--- begin Dataset extract ---
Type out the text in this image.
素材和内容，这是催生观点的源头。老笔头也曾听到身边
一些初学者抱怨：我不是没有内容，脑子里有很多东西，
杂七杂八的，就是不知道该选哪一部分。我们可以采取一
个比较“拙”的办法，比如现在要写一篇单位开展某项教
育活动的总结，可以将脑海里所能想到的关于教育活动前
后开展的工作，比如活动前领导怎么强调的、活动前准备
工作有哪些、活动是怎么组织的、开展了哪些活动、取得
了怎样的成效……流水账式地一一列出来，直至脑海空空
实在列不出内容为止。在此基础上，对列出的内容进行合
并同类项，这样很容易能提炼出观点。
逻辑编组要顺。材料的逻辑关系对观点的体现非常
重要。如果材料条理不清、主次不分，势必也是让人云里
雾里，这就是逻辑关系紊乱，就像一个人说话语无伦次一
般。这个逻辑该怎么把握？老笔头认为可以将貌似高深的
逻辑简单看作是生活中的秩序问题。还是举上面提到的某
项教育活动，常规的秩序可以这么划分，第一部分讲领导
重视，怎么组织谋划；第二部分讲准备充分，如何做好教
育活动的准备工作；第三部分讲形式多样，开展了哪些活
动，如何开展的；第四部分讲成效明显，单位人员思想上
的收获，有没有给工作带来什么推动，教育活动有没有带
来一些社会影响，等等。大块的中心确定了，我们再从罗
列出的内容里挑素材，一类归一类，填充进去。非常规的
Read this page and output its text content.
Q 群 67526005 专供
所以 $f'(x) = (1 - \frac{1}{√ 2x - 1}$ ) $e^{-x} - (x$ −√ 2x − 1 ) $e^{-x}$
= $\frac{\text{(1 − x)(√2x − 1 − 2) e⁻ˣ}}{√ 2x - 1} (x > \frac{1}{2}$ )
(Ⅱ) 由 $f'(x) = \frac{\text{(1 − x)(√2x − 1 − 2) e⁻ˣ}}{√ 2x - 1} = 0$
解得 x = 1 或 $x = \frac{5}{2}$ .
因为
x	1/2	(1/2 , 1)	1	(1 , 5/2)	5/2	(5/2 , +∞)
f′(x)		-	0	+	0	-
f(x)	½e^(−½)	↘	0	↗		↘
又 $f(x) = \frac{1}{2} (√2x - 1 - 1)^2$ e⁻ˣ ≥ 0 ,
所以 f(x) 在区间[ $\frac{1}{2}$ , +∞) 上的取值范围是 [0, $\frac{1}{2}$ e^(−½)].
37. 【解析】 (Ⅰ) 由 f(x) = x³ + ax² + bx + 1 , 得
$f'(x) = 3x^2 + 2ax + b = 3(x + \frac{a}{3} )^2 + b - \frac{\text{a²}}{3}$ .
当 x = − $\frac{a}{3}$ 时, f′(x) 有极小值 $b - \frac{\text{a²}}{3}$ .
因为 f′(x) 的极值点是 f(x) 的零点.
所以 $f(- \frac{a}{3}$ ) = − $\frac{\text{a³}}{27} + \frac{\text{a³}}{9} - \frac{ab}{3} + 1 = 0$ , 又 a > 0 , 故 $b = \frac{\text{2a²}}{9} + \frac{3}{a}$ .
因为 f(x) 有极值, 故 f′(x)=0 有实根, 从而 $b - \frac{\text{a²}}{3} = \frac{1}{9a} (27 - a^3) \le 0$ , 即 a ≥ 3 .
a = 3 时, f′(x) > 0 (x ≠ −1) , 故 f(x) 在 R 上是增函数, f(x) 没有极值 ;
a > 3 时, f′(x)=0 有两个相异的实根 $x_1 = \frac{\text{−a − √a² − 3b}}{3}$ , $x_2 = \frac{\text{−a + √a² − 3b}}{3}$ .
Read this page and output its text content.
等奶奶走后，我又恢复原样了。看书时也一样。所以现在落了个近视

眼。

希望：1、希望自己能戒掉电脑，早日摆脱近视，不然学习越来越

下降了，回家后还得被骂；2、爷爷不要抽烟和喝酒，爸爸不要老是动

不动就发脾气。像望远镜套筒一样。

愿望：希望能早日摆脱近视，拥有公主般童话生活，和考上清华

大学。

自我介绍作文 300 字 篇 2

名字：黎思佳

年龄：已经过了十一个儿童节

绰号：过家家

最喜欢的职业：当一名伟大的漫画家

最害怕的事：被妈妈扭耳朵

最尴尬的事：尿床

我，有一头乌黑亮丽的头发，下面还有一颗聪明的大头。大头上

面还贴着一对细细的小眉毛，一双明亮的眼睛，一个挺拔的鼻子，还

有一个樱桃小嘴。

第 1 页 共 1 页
--- end Dataset extract ---
- Written task -
Return the material in full, exactly as shown.

- Full answer -
Type out the text in this image.
素材和内容，这是催生观点的源头。老笔头也曾听到身边
一些初学者抱怨：我不是没有内容，脑子里有很多东西，
杂七杂八的，就是不知道该选哪一部分。我们可以采取一
个比较“拙”的办法，比如现在要写一篇单位开展某项教
育活动的总结，可以将脑海里所能想到的关于教育活动前
后开展的工作，比如活动前领导怎么强调的、活动前准备
工作有哪些、活动是怎么组织的、开展了哪些活动、取得
了怎样的成效……流水账式地一一列出来，直至脑海空空
实在列不出内容为止。在此基础上，对列出的内容进行合
并同类项，这样很容易能提炼出观点。
逻辑编组要顺。材料的逻辑关系对观点的体现非常
重要。如果材料条理不清、主次不分，势必也是让人云里
雾里，这就是逻辑关系紊乱，就像一个人说话语无伦次一
般。这个逻辑该怎么把握？老笔头认为可以将貌似高深的
逻辑简单看作是生活中的秩序问题。还是举上面提到的某
项教育活动，常规的秩序可以这么划分，第一部分讲领导
重视，怎么组织谋划；第二部分讲准备充分，如何做好教
育活动的准备工作；第三部分讲形式多样，开展了哪些活
动，如何开展的；第四部分讲成效明显，单位人员思想上
的收获，有没有给工作带来什么推动，教育活动有没有带
来一些社会影响，等等。大块的中心确定了，我们再从罗
列出的内容里挑素材，一类归一类，填充进去。非常规的
Read this page and output its text content.
Q 群 67526005 专供
所以 $f'(x) = (1 - \frac{1}{√ 2x - 1}$ ) $e^{-x} - (x$ −√ 2x − 1 ) $e^{-x}$
= $\frac{\text{(1 − x)(√2x − 1 − 2) e⁻ˣ}}{√ 2x - 1} (x > \frac{1}{2}$ )
(Ⅱ) 由 $f'(x) = \frac{\text{(1 − x)(√2x − 1 − 2) e⁻ˣ}}{√ 2x - 1} = 0$
解得 x = 1 或 $x = \frac{5}{2}$ .
因为
x	1/2	(1/2 , 1)	1	(1 , 5/2)	5/2	(5/2 , +∞)
f′(x)		-	0	+	0	-
f(x)	½e^(−½)	↘	0	↗		↘
又 $f(x) = \frac{1}{2} (√2x - 1 - 1)^2$ e⁻ˣ ≥ 0 ,
所以 f(x) 在区间[ $\frac{1}{2}$ , +∞) 上的取值范围是 [0, $\frac{1}{2}$ e^(−½)].
37. 【解析】 (Ⅰ) 由 f(x) = x³ + ax² + bx + 1 , 得
$f'(x) = 3x^2 + 2ax + b = 3(x + \frac{a}{3} )^2 + b - \frac{\text{a²}}{3}$ .
当 x = − $\frac{a}{3}$ 时, f′(x) 有极小值 $b - \frac{\text{a²}}{3}$ .
因为 f′(x) 的极值点是 f(x) 的零点.
所以 $f(- \frac{a}{3}$ ) = − $\frac{\text{a³}}{27} + \frac{\text{a³}}{9} - \frac{ab}{3} + 1 = 0$ , 又 a > 0 , 故 $b = \frac{\text{2a²}}{9} + \frac{3}{a}$ .
因为 f(x) 有极值, 故 f′(x)=0 有实根, 从而 $b - \frac{\text{a²}}{3} = \frac{1}{9a} (27 - a^3) \le 0$ , 即 a ≥ 3 .
a = 3 时, f′(x) > 0 (x ≠ −1) , 故 f(x) 在 R 上是增函数, f(x) 没有极值 ;
a > 3 时, f′(x)=0 有两个相异的实根 $x_1 = \frac{\text{−a − √a² − 3b}}{3}$ , $x_2 = \frac{\text{−a + √a² − 3b}}{3}$ .
Read this page and output its text content.
等奶奶走后，我又恢复原样了。看书时也一样。所以现在落了个近视

眼。

希望：1、希望自己能戒掉电脑，早日摆脱近视，不然学习越来越

下降了，回家后还得被骂；2、爷爷不要抽烟和喝酒，爸爸不要老是动

不动就发脾气。像望远镜套筒一样。

愿望：希望能早日摆脱近视，拥有公主般童话生活，和考上清华

大学。

自我介绍作文 300 字 篇 2

名字：黎思佳

年龄：已经过了十一个儿童节

绰号：过家家

最喜欢的职业：当一名伟大的漫画家

最害怕的事：被妈妈扭耳朵

最尴尬的事：尿床

我，有一头乌黑亮丽的头发，下面还有一颗聪明的大头。大头上

面还贴着一对细细的小眉毛，一双明亮的眼睛，一个挺拔的鼻子，还

有一个樱桃小嘴。

第 1 页 共 1 页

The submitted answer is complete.